■ **Work required**
Lines containing the word "titre" are to be counted; state their number and nothing further.

============================================================

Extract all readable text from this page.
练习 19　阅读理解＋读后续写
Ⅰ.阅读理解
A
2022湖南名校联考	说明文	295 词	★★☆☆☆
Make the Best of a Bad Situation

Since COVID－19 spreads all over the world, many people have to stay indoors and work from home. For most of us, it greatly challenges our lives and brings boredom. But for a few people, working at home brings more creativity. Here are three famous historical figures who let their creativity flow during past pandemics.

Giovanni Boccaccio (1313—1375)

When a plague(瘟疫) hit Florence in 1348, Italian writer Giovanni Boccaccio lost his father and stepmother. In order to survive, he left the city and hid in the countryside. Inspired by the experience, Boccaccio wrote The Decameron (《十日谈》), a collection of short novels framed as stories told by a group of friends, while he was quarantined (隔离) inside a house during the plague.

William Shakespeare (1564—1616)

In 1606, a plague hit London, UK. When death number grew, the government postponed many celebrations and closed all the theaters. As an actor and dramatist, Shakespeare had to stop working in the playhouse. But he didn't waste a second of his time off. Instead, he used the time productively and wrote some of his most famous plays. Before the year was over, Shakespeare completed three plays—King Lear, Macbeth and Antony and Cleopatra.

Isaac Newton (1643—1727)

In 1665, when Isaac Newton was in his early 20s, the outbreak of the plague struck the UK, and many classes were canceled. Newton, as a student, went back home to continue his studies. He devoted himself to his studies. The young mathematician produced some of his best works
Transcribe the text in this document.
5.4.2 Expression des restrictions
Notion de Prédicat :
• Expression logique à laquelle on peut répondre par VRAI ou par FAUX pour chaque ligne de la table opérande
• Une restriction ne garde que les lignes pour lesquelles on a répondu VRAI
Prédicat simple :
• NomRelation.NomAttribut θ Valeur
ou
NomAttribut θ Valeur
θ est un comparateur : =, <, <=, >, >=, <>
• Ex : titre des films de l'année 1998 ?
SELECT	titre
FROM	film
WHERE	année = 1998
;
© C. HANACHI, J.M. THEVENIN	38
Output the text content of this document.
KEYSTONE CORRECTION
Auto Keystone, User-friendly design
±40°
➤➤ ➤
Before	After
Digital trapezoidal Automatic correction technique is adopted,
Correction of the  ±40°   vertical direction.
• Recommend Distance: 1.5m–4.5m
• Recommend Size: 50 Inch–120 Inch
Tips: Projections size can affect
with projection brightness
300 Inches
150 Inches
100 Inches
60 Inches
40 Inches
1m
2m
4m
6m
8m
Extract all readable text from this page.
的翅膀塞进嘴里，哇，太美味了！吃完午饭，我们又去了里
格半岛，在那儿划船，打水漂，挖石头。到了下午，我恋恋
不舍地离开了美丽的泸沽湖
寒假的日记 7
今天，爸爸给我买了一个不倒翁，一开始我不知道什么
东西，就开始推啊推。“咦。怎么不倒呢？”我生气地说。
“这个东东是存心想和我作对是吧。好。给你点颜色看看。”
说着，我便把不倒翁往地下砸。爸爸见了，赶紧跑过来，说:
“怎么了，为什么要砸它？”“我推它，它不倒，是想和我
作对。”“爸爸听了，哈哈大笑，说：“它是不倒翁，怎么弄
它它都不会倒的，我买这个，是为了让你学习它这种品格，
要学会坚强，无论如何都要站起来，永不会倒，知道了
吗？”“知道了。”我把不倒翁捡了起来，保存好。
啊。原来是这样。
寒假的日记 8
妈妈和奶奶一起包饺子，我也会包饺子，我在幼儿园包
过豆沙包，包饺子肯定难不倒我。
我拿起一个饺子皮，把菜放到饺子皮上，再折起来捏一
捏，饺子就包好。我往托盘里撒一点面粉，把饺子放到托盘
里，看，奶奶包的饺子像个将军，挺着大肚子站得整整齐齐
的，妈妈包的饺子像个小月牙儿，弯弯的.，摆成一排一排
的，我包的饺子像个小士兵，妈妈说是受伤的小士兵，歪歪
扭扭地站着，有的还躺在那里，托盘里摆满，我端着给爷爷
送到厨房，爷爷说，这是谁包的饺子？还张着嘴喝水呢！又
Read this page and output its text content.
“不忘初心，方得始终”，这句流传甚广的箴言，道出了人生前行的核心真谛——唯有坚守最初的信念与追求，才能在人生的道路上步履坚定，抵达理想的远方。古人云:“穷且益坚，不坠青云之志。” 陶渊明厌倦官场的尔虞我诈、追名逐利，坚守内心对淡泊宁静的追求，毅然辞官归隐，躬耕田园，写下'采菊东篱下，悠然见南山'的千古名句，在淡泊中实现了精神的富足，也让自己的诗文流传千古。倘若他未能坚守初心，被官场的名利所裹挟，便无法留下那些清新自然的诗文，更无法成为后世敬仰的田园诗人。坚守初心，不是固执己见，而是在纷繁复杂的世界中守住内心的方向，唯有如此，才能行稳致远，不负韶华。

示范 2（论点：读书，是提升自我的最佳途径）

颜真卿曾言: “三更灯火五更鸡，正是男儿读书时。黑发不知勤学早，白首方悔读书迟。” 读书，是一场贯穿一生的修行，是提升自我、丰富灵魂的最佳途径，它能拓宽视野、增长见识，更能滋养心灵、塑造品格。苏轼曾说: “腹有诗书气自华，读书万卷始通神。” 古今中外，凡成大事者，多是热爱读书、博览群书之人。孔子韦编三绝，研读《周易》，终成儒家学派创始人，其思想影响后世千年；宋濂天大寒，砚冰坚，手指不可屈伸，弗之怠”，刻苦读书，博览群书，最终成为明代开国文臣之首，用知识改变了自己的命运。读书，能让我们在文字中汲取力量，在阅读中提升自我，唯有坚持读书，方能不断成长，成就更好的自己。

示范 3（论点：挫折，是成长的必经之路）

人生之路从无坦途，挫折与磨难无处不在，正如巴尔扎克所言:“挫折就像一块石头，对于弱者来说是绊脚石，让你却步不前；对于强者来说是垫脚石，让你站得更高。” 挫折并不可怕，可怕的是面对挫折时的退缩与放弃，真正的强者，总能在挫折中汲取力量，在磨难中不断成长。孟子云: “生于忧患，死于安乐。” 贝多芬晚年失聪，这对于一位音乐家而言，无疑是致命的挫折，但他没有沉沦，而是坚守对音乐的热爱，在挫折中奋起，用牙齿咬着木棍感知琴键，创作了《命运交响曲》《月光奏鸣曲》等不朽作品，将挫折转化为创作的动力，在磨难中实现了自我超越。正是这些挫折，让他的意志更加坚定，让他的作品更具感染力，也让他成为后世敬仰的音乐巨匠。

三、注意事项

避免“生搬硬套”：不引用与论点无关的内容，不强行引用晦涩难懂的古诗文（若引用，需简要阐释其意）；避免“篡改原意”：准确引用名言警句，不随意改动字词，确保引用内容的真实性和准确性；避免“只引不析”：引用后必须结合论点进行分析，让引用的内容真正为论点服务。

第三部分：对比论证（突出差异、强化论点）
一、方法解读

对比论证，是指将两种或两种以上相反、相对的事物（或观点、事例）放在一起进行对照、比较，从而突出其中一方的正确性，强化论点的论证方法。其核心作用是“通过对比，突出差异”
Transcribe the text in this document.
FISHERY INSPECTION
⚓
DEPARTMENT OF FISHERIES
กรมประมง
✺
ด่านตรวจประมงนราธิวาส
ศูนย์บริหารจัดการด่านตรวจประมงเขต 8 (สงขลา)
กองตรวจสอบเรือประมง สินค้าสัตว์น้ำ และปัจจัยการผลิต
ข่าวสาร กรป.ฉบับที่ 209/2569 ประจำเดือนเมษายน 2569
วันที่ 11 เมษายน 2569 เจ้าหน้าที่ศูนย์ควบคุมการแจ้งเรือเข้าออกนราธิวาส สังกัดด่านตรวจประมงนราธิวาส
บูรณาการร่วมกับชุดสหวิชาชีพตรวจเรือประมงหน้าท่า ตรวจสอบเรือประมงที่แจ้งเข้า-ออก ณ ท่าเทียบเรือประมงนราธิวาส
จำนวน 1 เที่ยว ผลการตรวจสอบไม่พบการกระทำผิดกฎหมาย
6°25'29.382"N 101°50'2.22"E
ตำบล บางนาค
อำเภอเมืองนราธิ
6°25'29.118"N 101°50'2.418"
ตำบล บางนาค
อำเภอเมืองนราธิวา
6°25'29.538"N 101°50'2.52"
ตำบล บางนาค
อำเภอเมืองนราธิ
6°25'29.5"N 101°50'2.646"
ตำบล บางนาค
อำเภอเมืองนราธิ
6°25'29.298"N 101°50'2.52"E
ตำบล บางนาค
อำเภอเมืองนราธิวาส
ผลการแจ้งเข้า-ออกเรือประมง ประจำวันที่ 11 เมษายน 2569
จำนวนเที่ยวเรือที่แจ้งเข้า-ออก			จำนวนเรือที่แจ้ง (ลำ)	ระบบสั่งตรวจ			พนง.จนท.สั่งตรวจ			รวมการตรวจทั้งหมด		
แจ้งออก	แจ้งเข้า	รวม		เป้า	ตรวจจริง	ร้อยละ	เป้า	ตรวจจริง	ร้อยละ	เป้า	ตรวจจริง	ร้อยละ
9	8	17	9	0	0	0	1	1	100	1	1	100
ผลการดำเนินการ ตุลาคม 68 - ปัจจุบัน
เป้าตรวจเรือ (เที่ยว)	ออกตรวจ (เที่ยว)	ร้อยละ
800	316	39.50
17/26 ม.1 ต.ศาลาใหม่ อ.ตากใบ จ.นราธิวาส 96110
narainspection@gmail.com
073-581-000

============================================================

■ **Response**
2